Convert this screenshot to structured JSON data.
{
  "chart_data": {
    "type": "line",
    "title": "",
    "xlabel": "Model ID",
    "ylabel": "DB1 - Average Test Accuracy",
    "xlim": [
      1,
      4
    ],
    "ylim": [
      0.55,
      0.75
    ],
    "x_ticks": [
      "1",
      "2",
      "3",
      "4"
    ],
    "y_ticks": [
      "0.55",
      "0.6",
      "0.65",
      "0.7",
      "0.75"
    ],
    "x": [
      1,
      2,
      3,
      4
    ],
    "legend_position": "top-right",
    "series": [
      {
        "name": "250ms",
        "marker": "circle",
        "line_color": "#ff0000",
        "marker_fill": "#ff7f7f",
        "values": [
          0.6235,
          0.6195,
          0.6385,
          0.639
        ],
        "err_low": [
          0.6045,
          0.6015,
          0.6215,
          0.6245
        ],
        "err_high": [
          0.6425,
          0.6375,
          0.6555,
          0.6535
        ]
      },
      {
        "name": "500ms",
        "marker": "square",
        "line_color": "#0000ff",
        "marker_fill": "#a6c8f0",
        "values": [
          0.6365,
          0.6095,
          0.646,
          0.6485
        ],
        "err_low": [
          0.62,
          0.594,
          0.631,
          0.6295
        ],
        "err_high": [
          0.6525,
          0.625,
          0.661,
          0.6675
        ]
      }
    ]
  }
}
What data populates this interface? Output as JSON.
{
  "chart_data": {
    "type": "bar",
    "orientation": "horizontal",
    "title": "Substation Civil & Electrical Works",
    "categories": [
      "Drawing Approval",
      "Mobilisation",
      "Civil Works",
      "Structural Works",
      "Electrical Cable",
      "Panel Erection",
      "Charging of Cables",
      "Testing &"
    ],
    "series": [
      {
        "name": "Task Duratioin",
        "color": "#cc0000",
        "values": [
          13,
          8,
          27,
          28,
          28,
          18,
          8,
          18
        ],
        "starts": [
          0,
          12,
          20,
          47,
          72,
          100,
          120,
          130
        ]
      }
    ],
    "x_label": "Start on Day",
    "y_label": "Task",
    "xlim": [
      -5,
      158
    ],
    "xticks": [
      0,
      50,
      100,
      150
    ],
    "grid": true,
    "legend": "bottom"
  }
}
☆ ☆ ☆ ☆ ☆
Exercise task: Output the data above exactly, please, line for line.

Written solution:
Convert this screenshot to structured JSON data.
{
  "chart_data": {
    "type": "line",
    "title": "",
    "xlabel": "Model ID",
    "ylabel": "DB1 - Average Test Accuracy",
    "xlim": [
      1,
      4
    ],
    "ylim": [
      0.55,
      0.75
    ],
    "x_ticks": [
      "1",
      "2",
      "3",
      "4"
    ],
    "y_ticks": [
      "0.55",
      "0.6",
      "0.65",
      "0.7",
      "0.75"
    ],
    "x": [
      1,
      2,
      3,
      4
    ],
    "legend_position": "top-right",
    "series": [
      {
        "name": "250ms",
        "marker": "circle",
        "line_color": "#ff0000",
        "marker_fill": "#ff7f7f",
        "values": [
          0.6235,
          0.6195,
          0.6385,
          0.639
        ],
        "err_low": [
          0.6045,
          0.6015,
          0.6215,
          0.6245
        ],
        "err_high": [
          0.6425,
          0.6375,
          0.6555,
          0.6535
        ]
      },
      {
        "name": "500ms",
        "marker": "square",
        "line_color": "#0000ff",
        "marker_fill": "#a6c8f0",
        "values": [
          0.6365,
          0.6095,
          0.646,
          0.6485
        ],
        "err_low": [
          0.62,
          0.594,
          0.631,
          0.6295
        ],
        "err_high": [
          0.6525,
          0.625,
          0.661,
          0.6675
        ]
      }
    ]
  }
}
What data populates this interface? Output as JSON.
{
  "chart_data": {
    "type": "bar",
    "orientation": "horizontal",
    "title": "Substation Civil & Electrical Works",
    "categories": [
      "Drawing Approval",
      "Mobilisation",
      "Civil Works",
      "Structural Works",
      "Electrical Cable",
      "Panel Erection",
      "Charging of Cables",
      "Testing &"
    ],
    "series": [
      {
        "name": "Task Duratioin",
        "color": "#cc0000",
        "values": [
          13,
          8,
          27,
          28,
          28,
          18,
          8,
          18
        ],
        "starts": [
          0,
          12,
          20,
          47,
          72,
          100,
          120,
          130
        ]
      }
    ],
    "x_label": "Start on Day",
    "y_label": "Task",
    "xlim": [
      -5,
      158
    ],
    "xticks": [
      0,
      50,
      100,
      150
    ],
    "grid": true,
    "legend": "bottom"
  }
}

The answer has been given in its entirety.